BEGIN

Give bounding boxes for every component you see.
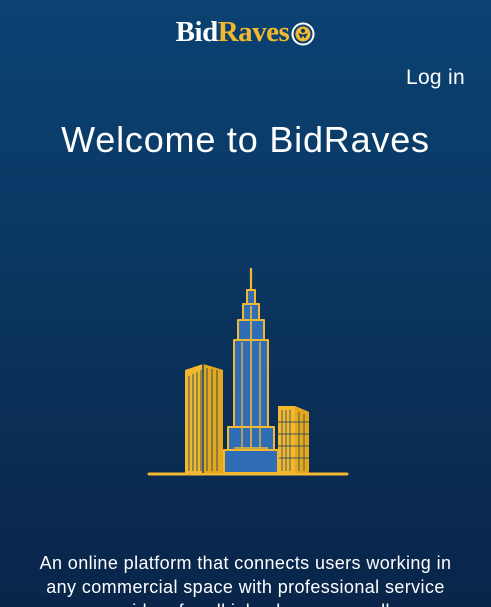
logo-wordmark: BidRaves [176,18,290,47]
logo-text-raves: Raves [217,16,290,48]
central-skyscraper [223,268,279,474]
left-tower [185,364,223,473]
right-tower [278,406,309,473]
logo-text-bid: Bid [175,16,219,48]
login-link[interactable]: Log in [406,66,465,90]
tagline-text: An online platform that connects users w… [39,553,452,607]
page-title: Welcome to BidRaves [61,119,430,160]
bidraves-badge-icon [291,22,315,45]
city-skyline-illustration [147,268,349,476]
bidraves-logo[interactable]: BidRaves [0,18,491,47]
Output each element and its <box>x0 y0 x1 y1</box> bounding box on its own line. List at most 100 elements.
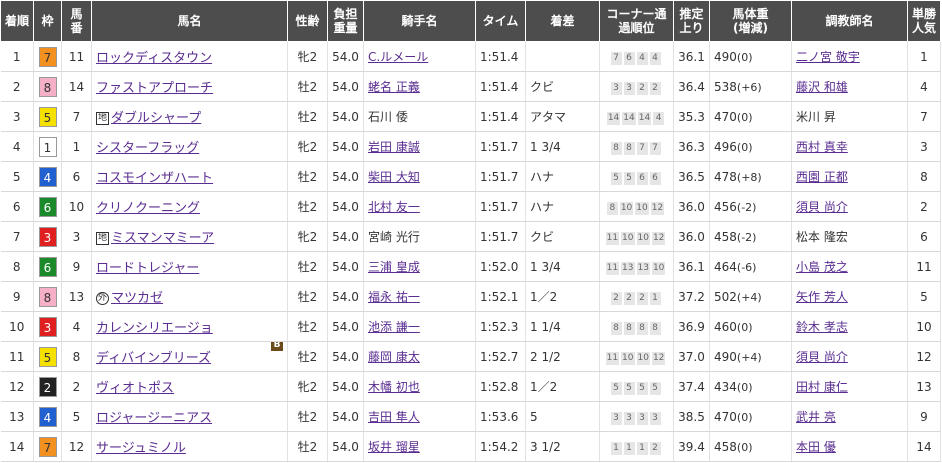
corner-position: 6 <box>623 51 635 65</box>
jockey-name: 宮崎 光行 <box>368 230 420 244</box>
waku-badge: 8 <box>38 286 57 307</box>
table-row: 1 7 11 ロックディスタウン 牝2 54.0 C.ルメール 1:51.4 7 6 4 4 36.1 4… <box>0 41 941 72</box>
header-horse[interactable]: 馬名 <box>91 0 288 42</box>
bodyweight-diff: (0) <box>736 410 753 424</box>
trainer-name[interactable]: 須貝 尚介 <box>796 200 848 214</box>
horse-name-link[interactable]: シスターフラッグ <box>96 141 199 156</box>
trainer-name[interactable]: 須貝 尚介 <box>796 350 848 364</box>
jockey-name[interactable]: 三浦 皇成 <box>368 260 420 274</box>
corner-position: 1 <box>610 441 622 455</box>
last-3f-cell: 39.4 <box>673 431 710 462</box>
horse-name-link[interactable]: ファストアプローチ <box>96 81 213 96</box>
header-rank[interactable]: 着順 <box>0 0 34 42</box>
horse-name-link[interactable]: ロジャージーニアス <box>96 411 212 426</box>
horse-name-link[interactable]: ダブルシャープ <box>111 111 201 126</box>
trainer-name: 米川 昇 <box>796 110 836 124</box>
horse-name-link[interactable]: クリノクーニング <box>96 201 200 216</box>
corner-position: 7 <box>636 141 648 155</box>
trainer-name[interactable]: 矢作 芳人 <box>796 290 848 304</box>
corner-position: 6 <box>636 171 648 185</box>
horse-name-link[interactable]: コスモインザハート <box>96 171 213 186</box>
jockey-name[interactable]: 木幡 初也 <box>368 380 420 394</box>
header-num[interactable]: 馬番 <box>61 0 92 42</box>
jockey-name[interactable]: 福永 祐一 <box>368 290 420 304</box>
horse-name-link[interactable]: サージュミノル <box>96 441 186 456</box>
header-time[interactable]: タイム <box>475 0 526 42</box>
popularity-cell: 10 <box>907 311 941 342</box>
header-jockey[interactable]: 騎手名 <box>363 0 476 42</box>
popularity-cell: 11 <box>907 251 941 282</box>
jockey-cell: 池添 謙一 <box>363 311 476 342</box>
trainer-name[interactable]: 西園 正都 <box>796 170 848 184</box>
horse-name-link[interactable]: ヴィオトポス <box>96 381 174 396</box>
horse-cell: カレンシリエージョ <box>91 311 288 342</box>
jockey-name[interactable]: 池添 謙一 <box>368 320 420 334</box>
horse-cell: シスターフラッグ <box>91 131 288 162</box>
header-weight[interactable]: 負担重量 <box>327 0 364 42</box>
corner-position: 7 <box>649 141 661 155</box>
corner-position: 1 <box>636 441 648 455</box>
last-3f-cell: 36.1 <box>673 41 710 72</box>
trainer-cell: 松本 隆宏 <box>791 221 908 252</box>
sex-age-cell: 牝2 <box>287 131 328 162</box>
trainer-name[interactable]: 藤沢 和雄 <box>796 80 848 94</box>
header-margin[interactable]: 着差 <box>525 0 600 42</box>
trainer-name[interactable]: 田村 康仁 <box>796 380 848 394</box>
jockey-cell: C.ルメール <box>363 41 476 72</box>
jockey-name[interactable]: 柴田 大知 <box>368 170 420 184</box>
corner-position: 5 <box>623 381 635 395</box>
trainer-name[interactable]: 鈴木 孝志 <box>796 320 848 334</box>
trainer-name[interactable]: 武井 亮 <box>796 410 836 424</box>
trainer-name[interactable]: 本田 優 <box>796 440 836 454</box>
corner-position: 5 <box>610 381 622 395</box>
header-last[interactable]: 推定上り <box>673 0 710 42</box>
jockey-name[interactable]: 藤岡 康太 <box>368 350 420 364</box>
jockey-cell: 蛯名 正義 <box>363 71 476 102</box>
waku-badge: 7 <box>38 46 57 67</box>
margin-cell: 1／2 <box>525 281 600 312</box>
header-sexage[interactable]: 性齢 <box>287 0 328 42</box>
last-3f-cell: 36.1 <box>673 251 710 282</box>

END

▶ _Problem details_:
Copy out the lines of the records without any change, starting at the line that contains "logo-wordmark: BidRaves [176,18,290,47]" and ending at the line that contains "logo-text-bid: Bid [175,16,219,48]". Include both of those lines.

▶ _Solution to the problem_:
logo-wordmark: BidRaves [176,18,290,47]
logo-text-raves: Raves [217,16,290,48]
central-skyscraper [223,268,279,474]
left-tower [185,364,223,473]
right-tower [278,406,309,473]
logo-text-bid: Bid [175,16,219,48]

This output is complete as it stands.